### [REQUIRED WORK]
Quote the listing in full, exactly as given, minus any pictures.

[start]

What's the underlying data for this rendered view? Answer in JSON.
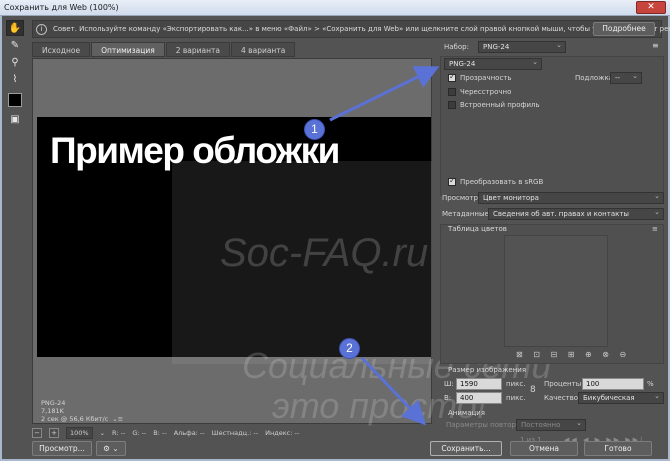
{
  "window": {
    "title": "Сохранить для Web (100%)",
    "close_label": "✕"
  },
  "tip": {
    "text": "Совет. Используйте команду «Экспортировать как...» в меню «Файл» > «Сохранить для Web» или щелкните слой правой кнопкой мыши, чтобы ускорить экспорт ресурсов",
    "more_label": "Подробнее"
  },
  "tabs": [
    "Исходное",
    "Оптимизация",
    "2 варианта",
    "4 варианта"
  ],
  "preview": {
    "cover_text": "Пример обложки",
    "watermark_line1": "Soc-FAQ.ru",
    "watermark_line2": "Социальные сети",
    "watermark_line3": "это просто!",
    "info_format": "PNG-24",
    "info_size": "7,181K",
    "info_time": "2 сек @ 56,6 Кбит/с"
  },
  "status": {
    "zoom": "100%",
    "r": "R: --",
    "g": "G: --",
    "b": "B: --",
    "alpha": "Альфа: --",
    "hex": "Шестнадц.: --",
    "index": "Индекс: --"
  },
  "panel": {
    "preset_label": "Набор:",
    "preset_value": "PNG-24",
    "format_value": "PNG-24",
    "transparency_label": "Прозрачность",
    "matte_label": "Подложка:",
    "matte_value": "--",
    "interlaced_label": "Чересстрочно",
    "embed_profile_label": "Встроенный профиль",
    "convert_srgb_label": "Преобразовать в sRGB",
    "preview_label": "Просмотр:",
    "preview_value": "Цвет монитора",
    "metadata_label": "Метаданные:",
    "metadata_value": "Сведения об авт. правах и контакты",
    "color_table_label": "Таблица цветов",
    "image_size_label": "Размер изображения",
    "width_label": "Ш:",
    "width_value": "1590",
    "height_label": "В:",
    "height_value": "400",
    "px_label": "пикс.",
    "percent_label": "Проценты:",
    "percent_value": "100",
    "percent_sign": "%",
    "quality_label": "Качество:",
    "quality_value": "Бикубическая",
    "animation_label": "Анимация",
    "loop_label": "Параметры повтора:",
    "loop_value": "Постоянно",
    "frame_counter": "1 из 1"
  },
  "buttons": {
    "browser_preview": "Просмотр...",
    "save": "Сохранить...",
    "cancel": "Отмена",
    "done": "Готово"
  },
  "annotations": [
    "1",
    "2"
  ],
  "colors": {
    "annotation": "#5a71d6",
    "background": "#535353"
  }
}
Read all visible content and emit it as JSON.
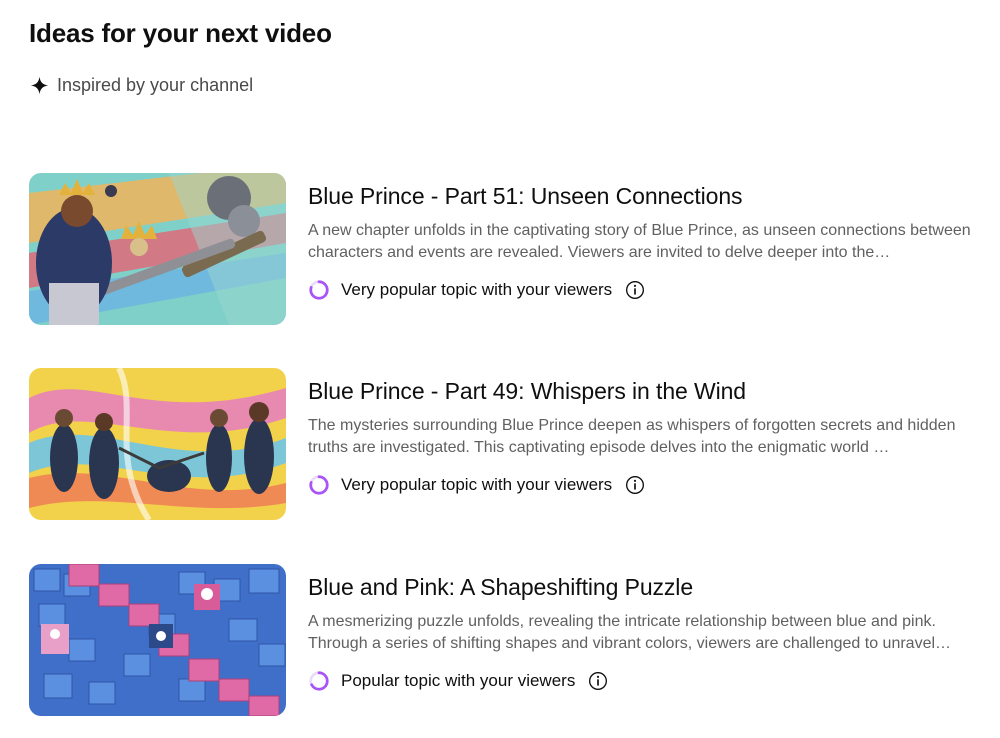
{
  "header": {
    "title": "Ideas for your next video",
    "subtitle": "Inspired by your channel",
    "subtitle_icon": "sparkle-icon"
  },
  "ideas": [
    {
      "title": "Blue Prince - Part 51: Unseen Connections",
      "description": "A new chapter unfolds in the captivating story of Blue Prince, as unseen connections between characters and events are revealed. Viewers are invited to delve deeper into the…",
      "popularity": "Very popular topic with your viewers"
    },
    {
      "title": "Blue Prince - Part 49: Whispers in the Wind",
      "description": "The mysteries surrounding Blue Prince deepen as whispers of forgotten secrets and hidden truths are investigated. This captivating episode delves into the enigmatic world …",
      "popularity": "Very popular topic with your viewers"
    },
    {
      "title": "Blue and Pink: A Shapeshifting Puzzle",
      "description": "A mesmerizing puzzle unfolds, revealing the intricate relationship between blue and pink. Through a series of shifting shapes and vibrant colors, viewers are challenged to unravel…",
      "popularity": "Popular topic with your viewers"
    }
  ],
  "colors": {
    "popularity_ring": "#a855f7",
    "popularity_ring_track": "#e9ddfb"
  }
}
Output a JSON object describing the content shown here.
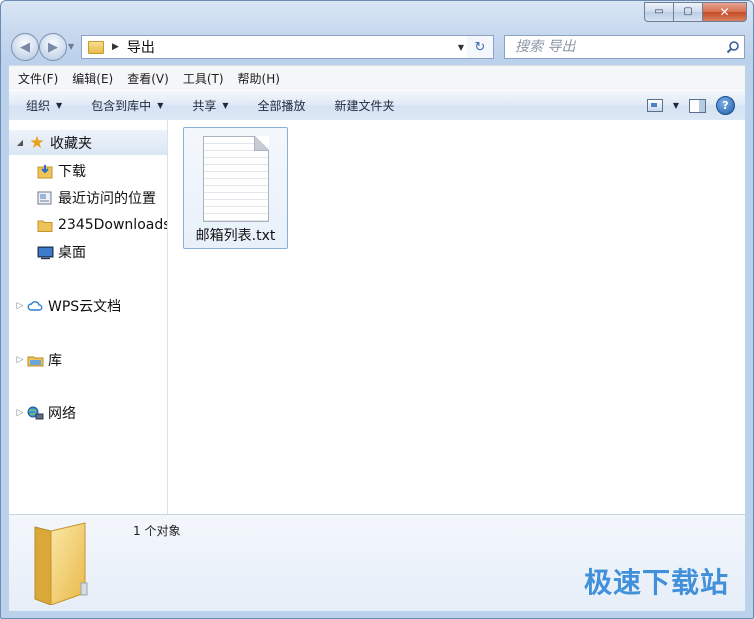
{
  "window": {
    "caption_buttons": {
      "minimize": "▭",
      "maximize": "▢",
      "close": "✕"
    }
  },
  "nav": {
    "back_glyph": "◀",
    "forward_glyph": "▶",
    "address": {
      "crumb_sep": "▶",
      "crumb": "导出",
      "dropdown": "▼"
    },
    "refresh_glyph": "↻",
    "search_placeholder": "搜索 导出"
  },
  "menubar": {
    "items": [
      "文件(F)",
      "编辑(E)",
      "查看(V)",
      "工具(T)",
      "帮助(H)"
    ]
  },
  "commandbar": {
    "items": [
      "组织",
      "包含到库中",
      "共享",
      "全部播放",
      "新建文件夹"
    ],
    "dropdown_arrow": "▼",
    "help": "?"
  },
  "sidebar": {
    "favorites": {
      "label": "收藏夹",
      "icon": "star-icon",
      "star": "★",
      "expand": "◢"
    },
    "fav_items": [
      {
        "label": "下载",
        "icon": "download-folder-icon"
      },
      {
        "label": "最近访问的位置",
        "icon": "recent-places-icon"
      },
      {
        "label": "2345Downloads",
        "icon": "folder-icon"
      },
      {
        "label": "桌面",
        "icon": "desktop-icon"
      }
    ],
    "groups": [
      {
        "label": "WPS云文档",
        "icon": "cloud-icon"
      },
      {
        "label": "库",
        "icon": "library-icon"
      },
      {
        "label": "网络",
        "icon": "network-icon"
      }
    ],
    "collapsed_arrow": "▷"
  },
  "main": {
    "files": [
      {
        "name": "邮箱列表.txt",
        "icon": "text-file-icon",
        "selected": true
      }
    ]
  },
  "details": {
    "count": "1 个对象"
  },
  "watermark": "极速下载站",
  "colors": {
    "accent": "#2f86d6",
    "selection": "#e8f0fa",
    "chrome": "#c7d8ee"
  }
}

[end]

### [CORRECT OUTPUT]
What's the underlying data for this rendered view? Answer in JSON.
{
  "window": {
    "title": "Сохранить для Web (100%)",
    "close_label": "✕"
  },
  "tip": {
    "text": "Совет. Используйте команду «Экспортировать как...» в меню «Файл» > «Сохранить для Web» или щелкните слой правой кнопкой мыши, чтобы ускорить экспорт ресурсов",
    "more_label": "Подробнее"
  },
  "tabs": [
    "Исходное",
    "Оптимизация",
    "2 варианта",
    "4 варианта"
  ],
  "preview": {
    "cover_text": "Пример обложки",
    "watermark_line1": "Soc-FAQ.ru",
    "watermark_line2": "Социальные сети",
    "watermark_line3": "это просто!",
    "info_format": "PNG-24",
    "info_size": "7,181K",
    "info_time": "2 сек @ 56,6 Кбит/с"
  },
  "status": {
    "zoom": "100%",
    "r": "R: --",
    "g": "G: --",
    "b": "B: --",
    "alpha": "Альфа: --",
    "hex": "Шестнадц.: --",
    "index": "Индекс: --"
  },
  "panel": {
    "preset_label": "Набор:",
    "preset_value": "PNG-24",
    "format_value": "PNG-24",
    "transparency_label": "Прозрачность",
    "matte_label": "Подложка:",
    "matte_value": "--",
    "interlaced_label": "Чересстрочно",
    "embed_profile_label": "Встроенный профиль",
    "convert_srgb_label": "Преобразовать в sRGB",
    "preview_label": "Просмотр:",
    "preview_value": "Цвет монитора",
    "metadata_label": "Метаданные:",
    "metadata_value": "Сведения об авт. правах и контакты",
    "color_table_label": "Таблица цветов",
    "image_size_label": "Размер изображения",
    "width_label": "Ш:",
    "width_value": "1590",
    "height_label": "В:",
    "height_value": "400",
    "px_label": "пикс.",
    "percent_label": "Проценты:",
    "percent_value": "100",
    "percent_sign": "%",
    "quality_label": "Качество:",
    "quality_value": "Бикубическая",
    "animation_label": "Анимация",
    "loop_label": "Параметры повтора:",
    "loop_value": "Постоянно",
    "frame_counter": "1 из 1"
  },
  "buttons": {
    "browser_preview": "Просмотр...",
    "save": "Сохранить...",
    "cancel": "Отмена",
    "done": "Готово"
  },
  "annotations": [
    "1",
    "2"
  ],
  "colors": {
    "annotation": "#5a71d6",
    "background": "#535353"
  }
}
Read all visible content and emit it as JSON.
{
  "header": {
    "title": "Ideas for your next video",
    "subtitle": "Inspired by your channel",
    "subtitle_icon": "sparkle-icon"
  },
  "ideas": [
    {
      "title": "Blue Prince - Part 51: Unseen Connections",
      "description": "A new chapter unfolds in the captivating story of Blue Prince, as unseen connections between characters and events are revealed. Viewers are invited to delve deeper into the…",
      "popularity": "Very popular topic with your viewers"
    },
    {
      "title": "Blue Prince - Part 49: Whispers in the Wind",
      "description": "The mysteries surrounding Blue Prince deepen as whispers of forgotten secrets and hidden truths are investigated. This captivating episode delves into the enigmatic world …",
      "popularity": "Very popular topic with your viewers"
    },
    {
      "title": "Blue and Pink: A Shapeshifting Puzzle",
      "description": "A mesmerizing puzzle unfolds, revealing the intricate relationship between blue and pink. Through a series of shifting shapes and vibrant colors, viewers are challenged to unravel…",
      "popularity": "Popular topic with your viewers"
    }
  ],
  "colors": {
    "popularity_ring": "#a855f7",
    "popularity_ring_track": "#e9ddfb"
  }
}
Output a JSON object describing the content shown here.
{
  "window": {
    "caption_buttons": {
      "minimize": "▭",
      "maximize": "▢",
      "close": "✕"
    }
  },
  "nav": {
    "back_glyph": "◀",
    "forward_glyph": "▶",
    "address": {
      "crumb_sep": "▶",
      "crumb": "导出",
      "dropdown": "▼"
    },
    "refresh_glyph": "↻",
    "search_placeholder": "搜索 导出"
  },
  "menubar": {
    "items": [
      "文件(F)",
      "编辑(E)",
      "查看(V)",
      "工具(T)",
      "帮助(H)"
    ]
  },
  "commandbar": {
    "items": [
      "组织",
      "包含到库中",
      "共享",
      "全部播放",
      "新建文件夹"
    ],
    "dropdown_arrow": "▼",
    "help": "?"
  },
  "sidebar": {
    "favorites": {
      "label": "收藏夹",
      "icon": "star-icon",
      "star": "★",
      "expand": "◢"
    },
    "fav_items": [
      {
        "label": "下载",
        "icon": "download-folder-icon"
      },
      {
        "label": "最近访问的位置",
        "icon": "recent-places-icon"
      },
      {
        "label": "2345Downloads",
        "icon": "folder-icon"
      },
      {
        "label": "桌面",
        "icon": "desktop-icon"
      }
    ],
    "groups": [
      {
        "label": "WPS云文档",
        "icon": "cloud-icon"
      },
      {
        "label": "库",
        "icon": "library-icon"
      },
      {
        "label": "网络",
        "icon": "network-icon"
      }
    ],
    "collapsed_arrow": "▷"
  },
  "main": {
    "files": [
      {
        "name": "邮箱列表.txt",
        "icon": "text-file-icon",
        "selected": true
      }
    ]
  },
  "details": {
    "count": "1 个对象"
  },
  "watermark": "极速下载站",
  "colors": {
    "accent": "#2f86d6",
    "selection": "#e8f0fa",
    "chrome": "#c7d8ee"
  }
}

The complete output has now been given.